*STATED GOAL*:
Keep every line where the word "misleading" appears; drop the rest.
————
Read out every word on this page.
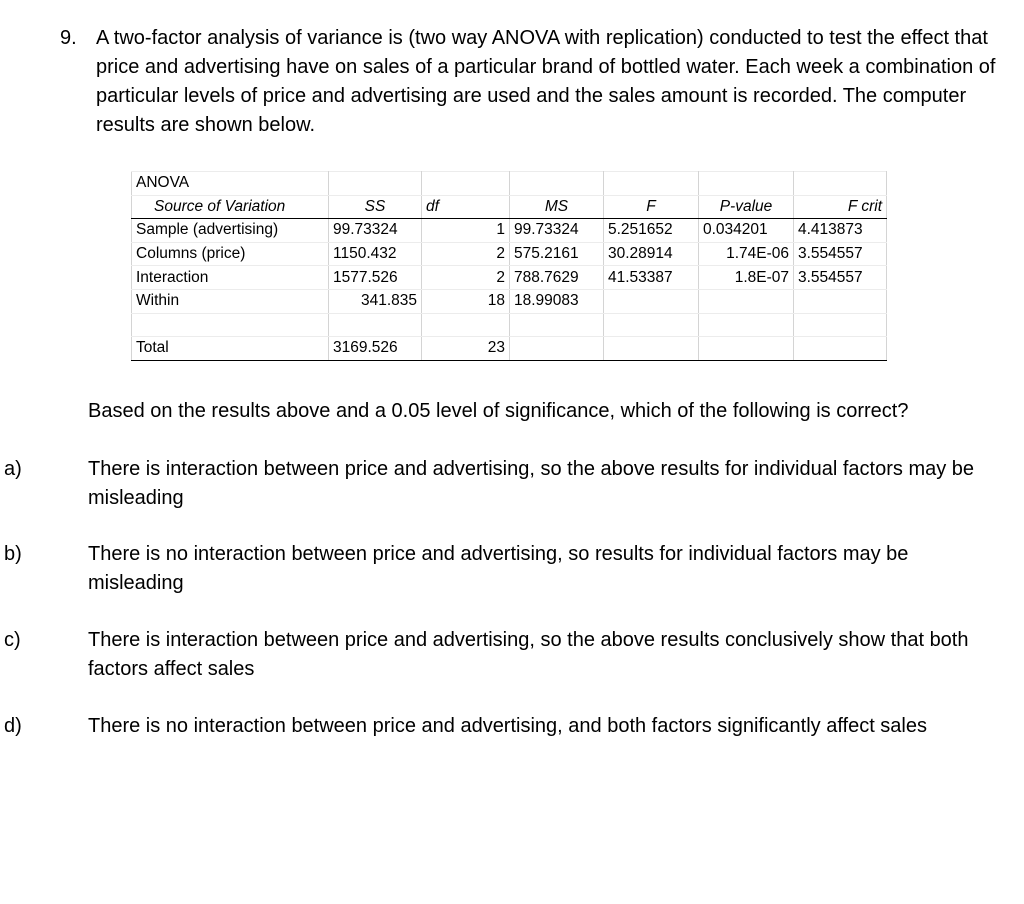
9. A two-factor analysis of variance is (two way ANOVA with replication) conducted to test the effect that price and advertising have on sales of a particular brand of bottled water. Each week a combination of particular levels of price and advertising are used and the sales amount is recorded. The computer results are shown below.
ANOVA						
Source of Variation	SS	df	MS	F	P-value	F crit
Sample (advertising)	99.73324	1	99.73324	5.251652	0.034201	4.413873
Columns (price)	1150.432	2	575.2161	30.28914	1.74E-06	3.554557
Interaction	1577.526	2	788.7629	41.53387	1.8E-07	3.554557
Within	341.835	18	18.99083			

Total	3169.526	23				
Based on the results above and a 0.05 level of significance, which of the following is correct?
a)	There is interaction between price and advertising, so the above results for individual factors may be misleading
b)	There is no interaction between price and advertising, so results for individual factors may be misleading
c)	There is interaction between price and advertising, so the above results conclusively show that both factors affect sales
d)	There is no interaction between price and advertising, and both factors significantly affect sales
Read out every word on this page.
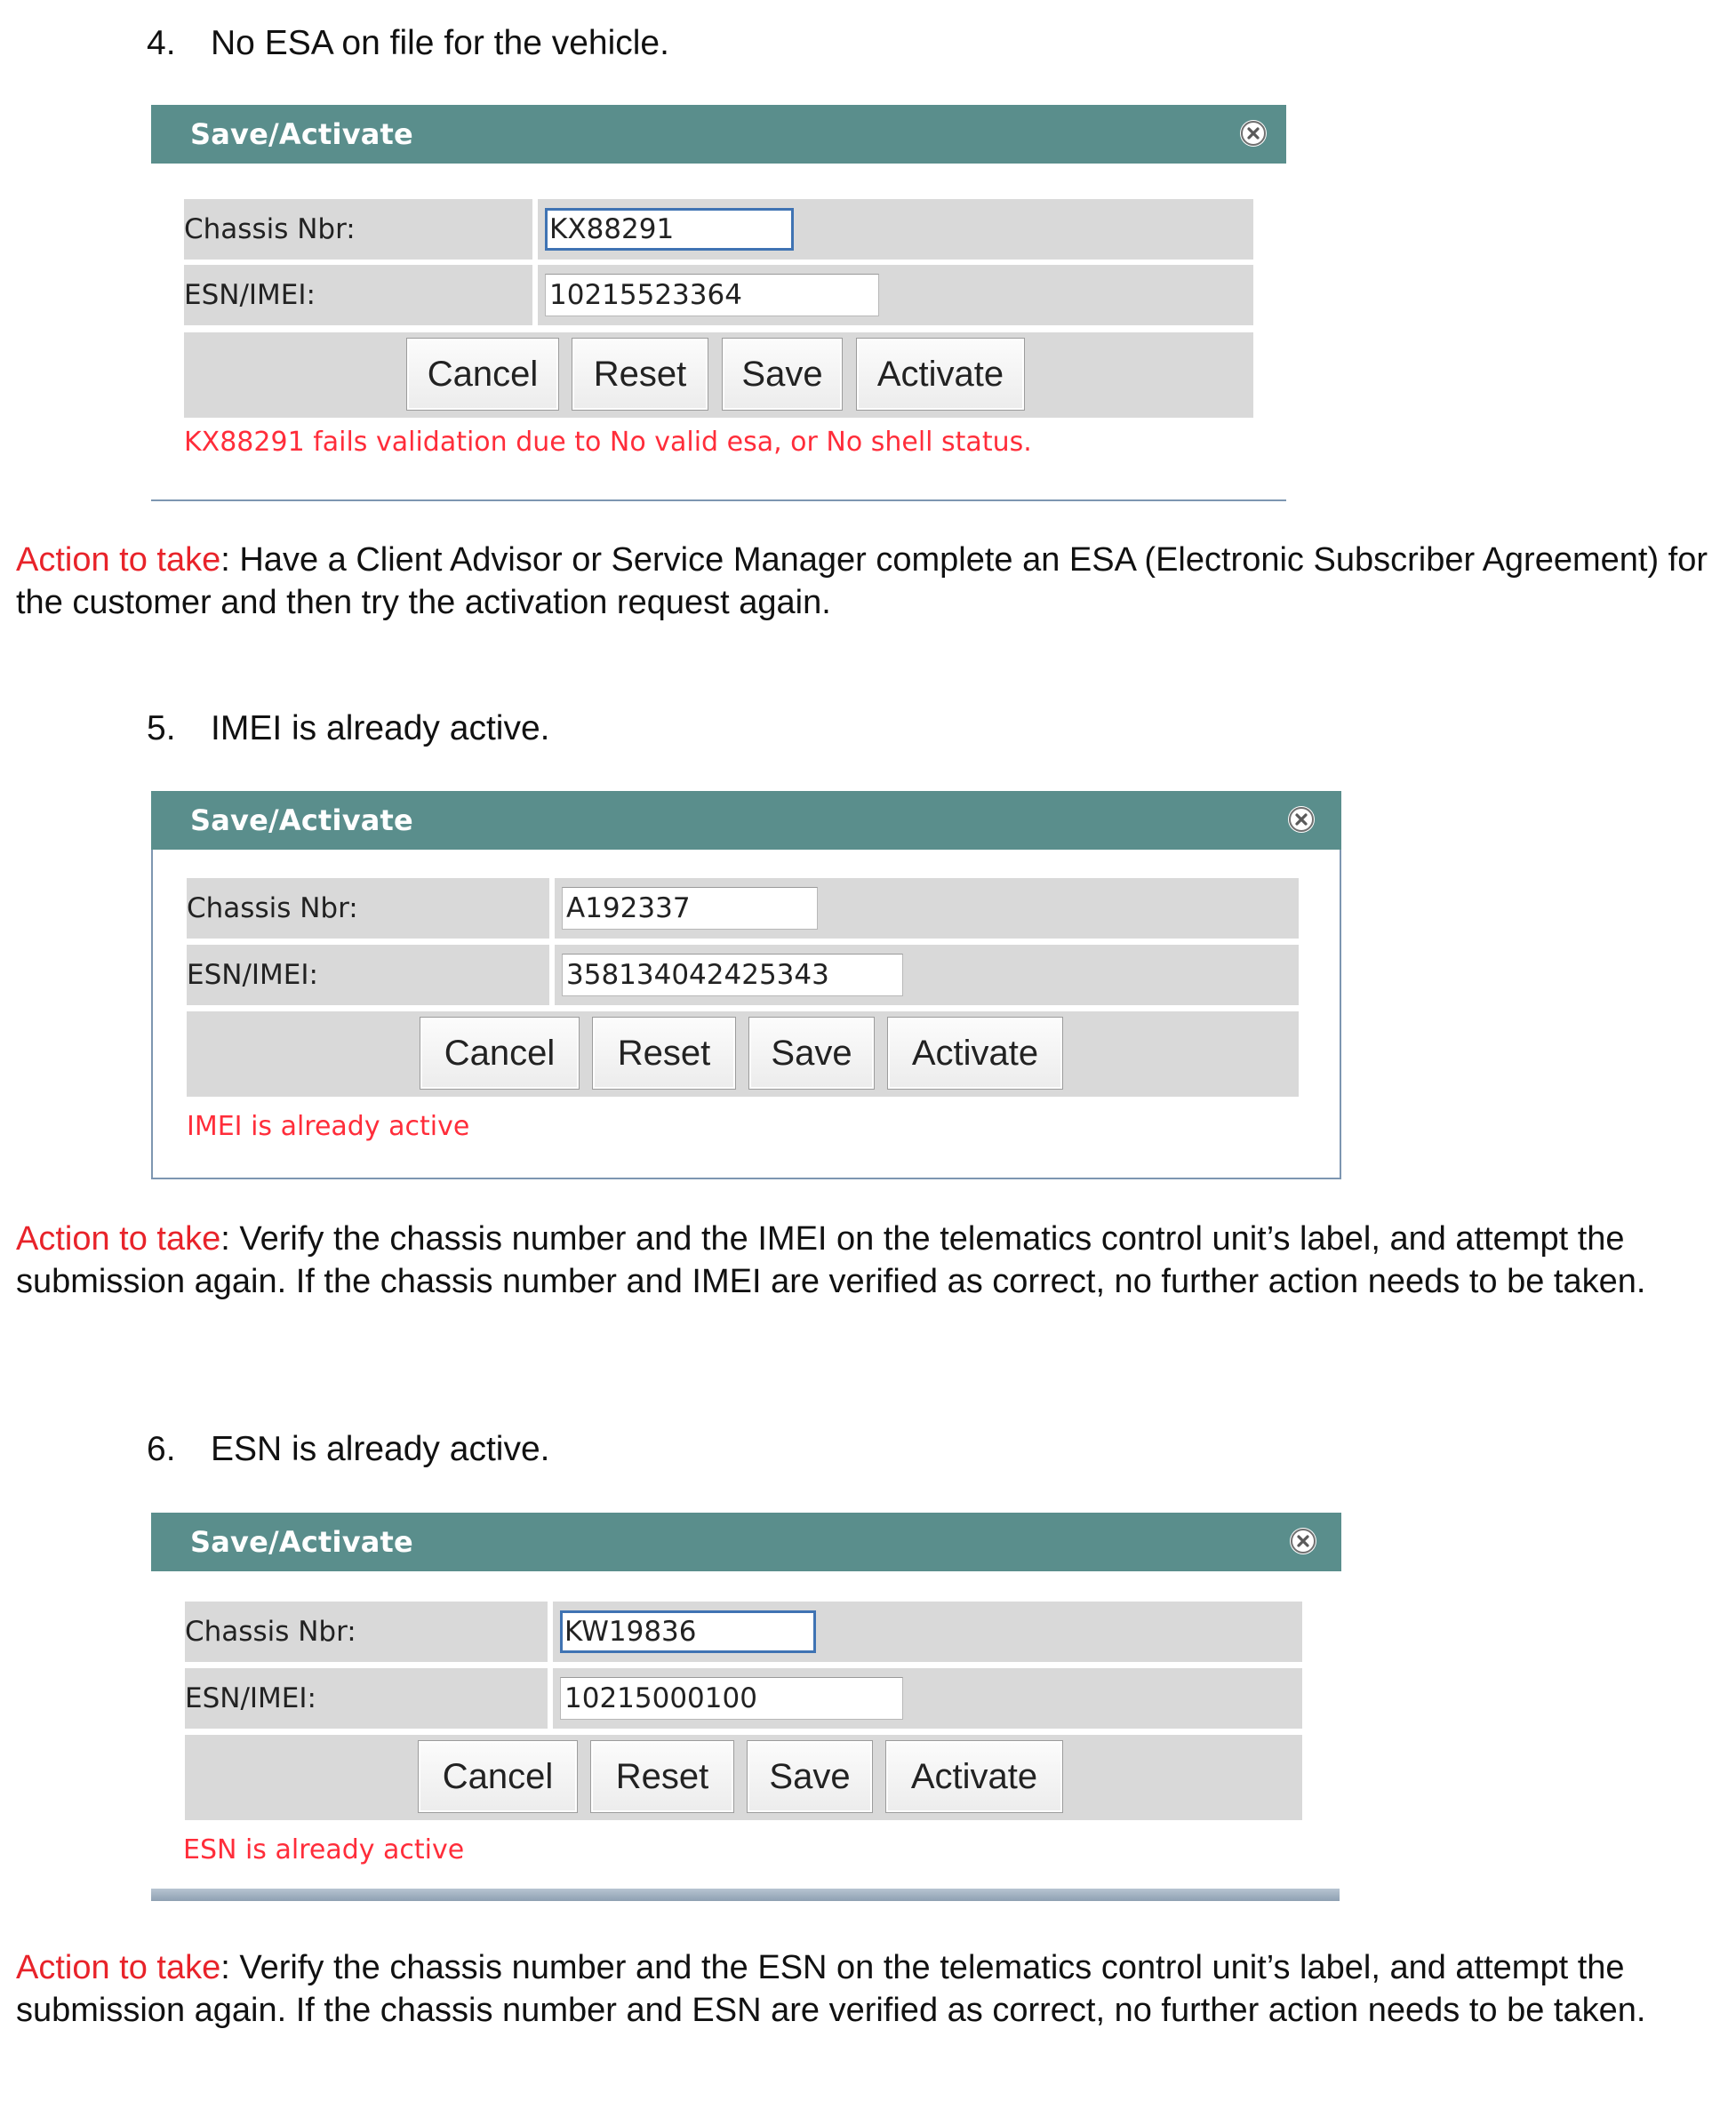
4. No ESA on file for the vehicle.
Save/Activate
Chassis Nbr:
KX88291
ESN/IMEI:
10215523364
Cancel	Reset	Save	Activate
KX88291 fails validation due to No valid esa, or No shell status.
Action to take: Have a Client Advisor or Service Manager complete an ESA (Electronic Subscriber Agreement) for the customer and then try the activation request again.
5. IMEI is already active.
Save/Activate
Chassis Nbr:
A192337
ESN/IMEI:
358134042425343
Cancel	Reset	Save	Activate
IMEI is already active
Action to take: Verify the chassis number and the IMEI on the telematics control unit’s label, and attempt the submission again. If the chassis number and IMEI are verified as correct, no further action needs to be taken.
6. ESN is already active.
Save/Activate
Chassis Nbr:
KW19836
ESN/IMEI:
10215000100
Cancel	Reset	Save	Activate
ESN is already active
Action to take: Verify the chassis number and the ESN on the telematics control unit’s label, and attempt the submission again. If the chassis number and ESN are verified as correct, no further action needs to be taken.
————
*ANSWER TO THE EXERCISE*:
a)	There is interaction between price and advertising, so the above results for individual factors may be misleading
b)	There is no interaction between price and advertising, so results for individual factors may be misleading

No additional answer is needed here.